> [Task instructions]
Tally the lines that hold the word "COVID" and reply with that figure only.

** START OF Input **

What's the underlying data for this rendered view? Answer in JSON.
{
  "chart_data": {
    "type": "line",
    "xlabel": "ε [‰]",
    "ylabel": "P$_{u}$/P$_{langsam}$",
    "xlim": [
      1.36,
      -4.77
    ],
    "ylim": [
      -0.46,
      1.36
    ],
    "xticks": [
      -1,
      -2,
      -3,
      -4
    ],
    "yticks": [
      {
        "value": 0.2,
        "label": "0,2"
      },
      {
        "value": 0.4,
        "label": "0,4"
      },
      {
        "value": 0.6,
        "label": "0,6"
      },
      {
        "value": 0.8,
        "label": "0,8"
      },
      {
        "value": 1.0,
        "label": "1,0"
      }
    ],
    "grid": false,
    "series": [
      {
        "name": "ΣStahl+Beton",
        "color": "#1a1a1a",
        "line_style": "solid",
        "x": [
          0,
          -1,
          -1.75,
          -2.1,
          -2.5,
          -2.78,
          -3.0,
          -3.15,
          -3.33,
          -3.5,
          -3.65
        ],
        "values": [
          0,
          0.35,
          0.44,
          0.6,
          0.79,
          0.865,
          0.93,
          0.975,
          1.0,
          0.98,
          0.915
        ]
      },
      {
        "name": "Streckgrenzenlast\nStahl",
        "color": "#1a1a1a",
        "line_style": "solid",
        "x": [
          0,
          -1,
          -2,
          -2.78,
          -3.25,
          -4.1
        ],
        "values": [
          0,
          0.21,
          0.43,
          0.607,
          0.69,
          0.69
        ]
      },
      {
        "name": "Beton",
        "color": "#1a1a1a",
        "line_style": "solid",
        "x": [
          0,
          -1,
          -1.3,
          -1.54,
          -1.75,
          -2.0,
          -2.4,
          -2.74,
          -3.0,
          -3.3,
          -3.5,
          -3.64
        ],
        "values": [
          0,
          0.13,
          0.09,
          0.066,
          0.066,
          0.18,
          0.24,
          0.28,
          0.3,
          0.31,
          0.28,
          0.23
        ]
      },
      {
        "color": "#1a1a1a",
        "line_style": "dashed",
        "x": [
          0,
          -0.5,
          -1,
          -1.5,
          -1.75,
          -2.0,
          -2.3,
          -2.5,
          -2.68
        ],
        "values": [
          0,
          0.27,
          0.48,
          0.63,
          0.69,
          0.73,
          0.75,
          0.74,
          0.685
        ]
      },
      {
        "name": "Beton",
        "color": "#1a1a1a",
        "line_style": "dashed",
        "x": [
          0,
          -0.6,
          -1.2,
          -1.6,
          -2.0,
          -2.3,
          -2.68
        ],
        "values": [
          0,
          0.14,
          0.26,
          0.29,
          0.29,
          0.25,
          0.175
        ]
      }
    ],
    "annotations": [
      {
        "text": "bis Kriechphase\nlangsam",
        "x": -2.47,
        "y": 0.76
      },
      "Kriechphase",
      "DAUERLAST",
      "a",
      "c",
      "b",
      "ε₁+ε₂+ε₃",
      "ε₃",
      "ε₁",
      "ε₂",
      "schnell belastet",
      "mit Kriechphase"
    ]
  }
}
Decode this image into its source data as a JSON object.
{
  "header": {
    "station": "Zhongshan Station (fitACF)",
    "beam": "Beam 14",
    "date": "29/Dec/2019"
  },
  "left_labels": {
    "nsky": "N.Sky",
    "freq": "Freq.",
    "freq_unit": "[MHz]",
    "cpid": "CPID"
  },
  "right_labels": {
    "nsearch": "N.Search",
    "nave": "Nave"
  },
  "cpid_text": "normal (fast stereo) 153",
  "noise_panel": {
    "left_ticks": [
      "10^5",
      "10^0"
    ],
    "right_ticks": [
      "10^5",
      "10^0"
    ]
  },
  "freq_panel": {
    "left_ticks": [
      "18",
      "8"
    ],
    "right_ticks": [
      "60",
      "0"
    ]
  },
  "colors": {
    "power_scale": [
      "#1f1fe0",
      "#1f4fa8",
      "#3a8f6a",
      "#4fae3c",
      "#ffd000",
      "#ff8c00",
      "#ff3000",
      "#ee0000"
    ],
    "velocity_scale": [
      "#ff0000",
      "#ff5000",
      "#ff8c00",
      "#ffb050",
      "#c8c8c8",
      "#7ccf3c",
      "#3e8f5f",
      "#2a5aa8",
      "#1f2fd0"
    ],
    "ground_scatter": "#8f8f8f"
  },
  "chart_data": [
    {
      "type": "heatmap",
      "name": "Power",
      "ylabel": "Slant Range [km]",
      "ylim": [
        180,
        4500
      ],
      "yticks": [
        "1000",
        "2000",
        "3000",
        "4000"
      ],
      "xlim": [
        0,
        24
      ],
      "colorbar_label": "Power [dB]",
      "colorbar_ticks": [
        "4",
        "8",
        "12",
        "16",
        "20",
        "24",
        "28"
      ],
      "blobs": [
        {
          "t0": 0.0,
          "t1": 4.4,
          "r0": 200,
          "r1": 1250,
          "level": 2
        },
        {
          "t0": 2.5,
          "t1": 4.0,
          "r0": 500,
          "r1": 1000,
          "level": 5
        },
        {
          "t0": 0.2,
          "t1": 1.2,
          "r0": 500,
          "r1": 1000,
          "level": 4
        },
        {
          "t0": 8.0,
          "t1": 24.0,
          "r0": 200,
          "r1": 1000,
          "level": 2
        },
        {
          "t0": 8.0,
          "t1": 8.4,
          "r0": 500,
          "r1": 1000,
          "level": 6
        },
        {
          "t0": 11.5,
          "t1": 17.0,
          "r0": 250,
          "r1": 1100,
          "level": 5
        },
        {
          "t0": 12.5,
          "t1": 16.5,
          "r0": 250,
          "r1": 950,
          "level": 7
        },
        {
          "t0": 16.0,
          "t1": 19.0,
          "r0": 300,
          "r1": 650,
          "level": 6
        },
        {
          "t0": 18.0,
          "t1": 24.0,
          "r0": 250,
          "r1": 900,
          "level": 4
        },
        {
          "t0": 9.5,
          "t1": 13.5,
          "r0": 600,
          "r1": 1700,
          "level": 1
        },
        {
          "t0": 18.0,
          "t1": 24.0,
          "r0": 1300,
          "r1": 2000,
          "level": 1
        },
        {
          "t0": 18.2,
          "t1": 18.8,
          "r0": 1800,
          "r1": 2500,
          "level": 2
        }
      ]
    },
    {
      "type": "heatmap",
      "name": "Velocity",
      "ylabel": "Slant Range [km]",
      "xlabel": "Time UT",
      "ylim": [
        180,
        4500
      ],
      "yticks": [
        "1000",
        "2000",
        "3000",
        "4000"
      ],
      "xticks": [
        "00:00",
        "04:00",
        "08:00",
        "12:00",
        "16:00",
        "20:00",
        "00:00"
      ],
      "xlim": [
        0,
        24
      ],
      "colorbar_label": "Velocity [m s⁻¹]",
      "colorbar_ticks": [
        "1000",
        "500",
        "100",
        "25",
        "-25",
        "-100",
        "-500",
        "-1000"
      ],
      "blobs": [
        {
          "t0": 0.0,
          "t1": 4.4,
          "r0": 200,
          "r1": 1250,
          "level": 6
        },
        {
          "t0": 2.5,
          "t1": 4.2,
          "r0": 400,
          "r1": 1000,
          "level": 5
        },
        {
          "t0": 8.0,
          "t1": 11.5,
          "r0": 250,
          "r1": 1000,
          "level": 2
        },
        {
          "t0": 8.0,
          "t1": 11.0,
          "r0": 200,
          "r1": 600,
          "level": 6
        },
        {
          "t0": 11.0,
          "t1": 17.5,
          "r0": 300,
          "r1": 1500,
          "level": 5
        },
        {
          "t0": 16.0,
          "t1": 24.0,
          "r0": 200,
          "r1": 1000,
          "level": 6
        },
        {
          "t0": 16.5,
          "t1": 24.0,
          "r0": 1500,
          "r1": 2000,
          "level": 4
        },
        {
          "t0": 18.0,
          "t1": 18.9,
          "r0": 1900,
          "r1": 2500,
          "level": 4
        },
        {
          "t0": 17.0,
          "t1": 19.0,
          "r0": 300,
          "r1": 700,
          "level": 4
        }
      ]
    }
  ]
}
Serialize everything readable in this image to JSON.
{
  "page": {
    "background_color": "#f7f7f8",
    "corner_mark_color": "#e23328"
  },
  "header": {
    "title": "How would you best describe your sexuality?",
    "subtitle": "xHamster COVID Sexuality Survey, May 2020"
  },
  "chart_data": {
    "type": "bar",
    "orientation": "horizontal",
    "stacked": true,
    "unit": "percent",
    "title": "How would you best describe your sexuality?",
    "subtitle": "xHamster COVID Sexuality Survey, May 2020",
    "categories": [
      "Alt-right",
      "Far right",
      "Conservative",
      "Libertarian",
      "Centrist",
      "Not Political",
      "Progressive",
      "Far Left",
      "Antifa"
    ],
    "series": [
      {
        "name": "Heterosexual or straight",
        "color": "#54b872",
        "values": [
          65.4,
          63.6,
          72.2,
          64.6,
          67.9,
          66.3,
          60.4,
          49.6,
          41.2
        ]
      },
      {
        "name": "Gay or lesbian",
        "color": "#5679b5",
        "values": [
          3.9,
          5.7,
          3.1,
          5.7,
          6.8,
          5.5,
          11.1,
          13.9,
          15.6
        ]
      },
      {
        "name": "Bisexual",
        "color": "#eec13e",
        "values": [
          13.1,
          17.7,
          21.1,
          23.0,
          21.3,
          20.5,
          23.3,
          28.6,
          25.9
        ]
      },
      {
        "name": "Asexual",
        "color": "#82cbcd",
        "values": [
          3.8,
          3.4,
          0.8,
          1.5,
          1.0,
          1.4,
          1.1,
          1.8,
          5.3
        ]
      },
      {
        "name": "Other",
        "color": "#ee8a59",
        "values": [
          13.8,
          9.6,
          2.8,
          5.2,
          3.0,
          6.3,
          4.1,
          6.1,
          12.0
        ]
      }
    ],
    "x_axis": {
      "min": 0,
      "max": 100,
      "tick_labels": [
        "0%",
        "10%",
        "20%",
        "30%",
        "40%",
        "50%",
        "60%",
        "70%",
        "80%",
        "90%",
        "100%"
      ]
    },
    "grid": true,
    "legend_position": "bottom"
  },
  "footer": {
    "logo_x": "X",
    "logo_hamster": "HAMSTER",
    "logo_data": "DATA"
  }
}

** END OF Input **

> [The completed task]
2